Quote all entries in full, exactly.
--- start of Given information ---
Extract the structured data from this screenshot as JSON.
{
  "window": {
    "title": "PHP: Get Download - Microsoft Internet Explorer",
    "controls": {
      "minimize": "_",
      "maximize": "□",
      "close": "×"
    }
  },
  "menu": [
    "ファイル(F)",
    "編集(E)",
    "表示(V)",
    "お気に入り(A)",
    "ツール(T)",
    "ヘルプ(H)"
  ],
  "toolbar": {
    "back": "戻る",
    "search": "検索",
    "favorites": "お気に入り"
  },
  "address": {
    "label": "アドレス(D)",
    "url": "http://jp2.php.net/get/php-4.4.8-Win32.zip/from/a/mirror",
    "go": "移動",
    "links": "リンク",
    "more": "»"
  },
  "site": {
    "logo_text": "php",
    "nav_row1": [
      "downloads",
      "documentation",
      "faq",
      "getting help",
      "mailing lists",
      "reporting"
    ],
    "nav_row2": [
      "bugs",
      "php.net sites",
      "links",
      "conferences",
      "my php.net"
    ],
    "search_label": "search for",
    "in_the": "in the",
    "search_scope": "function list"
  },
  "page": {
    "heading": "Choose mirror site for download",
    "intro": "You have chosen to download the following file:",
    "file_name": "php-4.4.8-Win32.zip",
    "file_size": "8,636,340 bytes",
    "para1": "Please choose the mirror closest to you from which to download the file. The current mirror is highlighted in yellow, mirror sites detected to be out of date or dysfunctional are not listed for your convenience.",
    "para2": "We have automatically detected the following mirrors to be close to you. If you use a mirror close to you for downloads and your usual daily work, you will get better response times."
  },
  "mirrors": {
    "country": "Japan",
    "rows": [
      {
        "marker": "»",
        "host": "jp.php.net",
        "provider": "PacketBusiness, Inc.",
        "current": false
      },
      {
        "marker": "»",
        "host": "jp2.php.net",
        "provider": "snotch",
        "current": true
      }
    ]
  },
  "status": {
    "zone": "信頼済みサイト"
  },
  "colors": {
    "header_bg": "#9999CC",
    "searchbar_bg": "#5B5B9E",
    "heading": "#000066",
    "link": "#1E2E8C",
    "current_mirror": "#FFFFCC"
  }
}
--- end of Given information ---
:: Reply to the task ::
Extract the structured data from this screenshot as JSON.
{
  "window": {
    "title": "PHP: Get Download - Microsoft Internet Explorer",
    "controls": {
      "minimize": "_",
      "maximize": "□",
      "close": "×"
    }
  },
  "menu": [
    "ファイル(F)",
    "編集(E)",
    "表示(V)",
    "お気に入り(A)",
    "ツール(T)",
    "ヘルプ(H)"
  ],
  "toolbar": {
    "back": "戻る",
    "search": "検索",
    "favorites": "お気に入り"
  },
  "address": {
    "label": "アドレス(D)",
    "url": "http://jp2.php.net/get/php-4.4.8-Win32.zip/from/a/mirror",
    "go": "移動",
    "links": "リンク",
    "more": "»"
  },
  "site": {
    "logo_text": "php",
    "nav_row1": [
      "downloads",
      "documentation",
      "faq",
      "getting help",
      "mailing lists",
      "reporting"
    ],
    "nav_row2": [
      "bugs",
      "php.net sites",
      "links",
      "conferences",
      "my php.net"
    ],
    "search_label": "search for",
    "in_the": "in the",
    "search_scope": "function list"
  },
  "page": {
    "heading": "Choose mirror site for download",
    "intro": "You have chosen to download the following file:",
    "file_name": "php-4.4.8-Win32.zip",
    "file_size": "8,636,340 bytes",
    "para1": "Please choose the mirror closest to you from which to download the file. The current mirror is highlighted in yellow, mirror sites detected to be out of date or dysfunctional are not listed for your convenience.",
    "para2": "We have automatically detected the following mirrors to be close to you. If you use a mirror close to you for downloads and your usual daily work, you will get better response times."
  },
  "mirrors": {
    "country": "Japan",
    "rows": [
      {
        "marker": "»",
        "host": "jp.php.net",
        "provider": "PacketBusiness, Inc.",
        "current": false
      },
      {
        "marker": "»",
        "host": "jp2.php.net",
        "provider": "snotch",
        "current": true
      }
    ]
  },
  "status": {
    "zone": "信頼済みサイト"
  },
  "colors": {
    "header_bg": "#9999CC",
    "searchbar_bg": "#5B5B9E",
    "heading": "#000066",
    "link": "#1E2E8C",
    "current_mirror": "#FFFFCC"
  }
}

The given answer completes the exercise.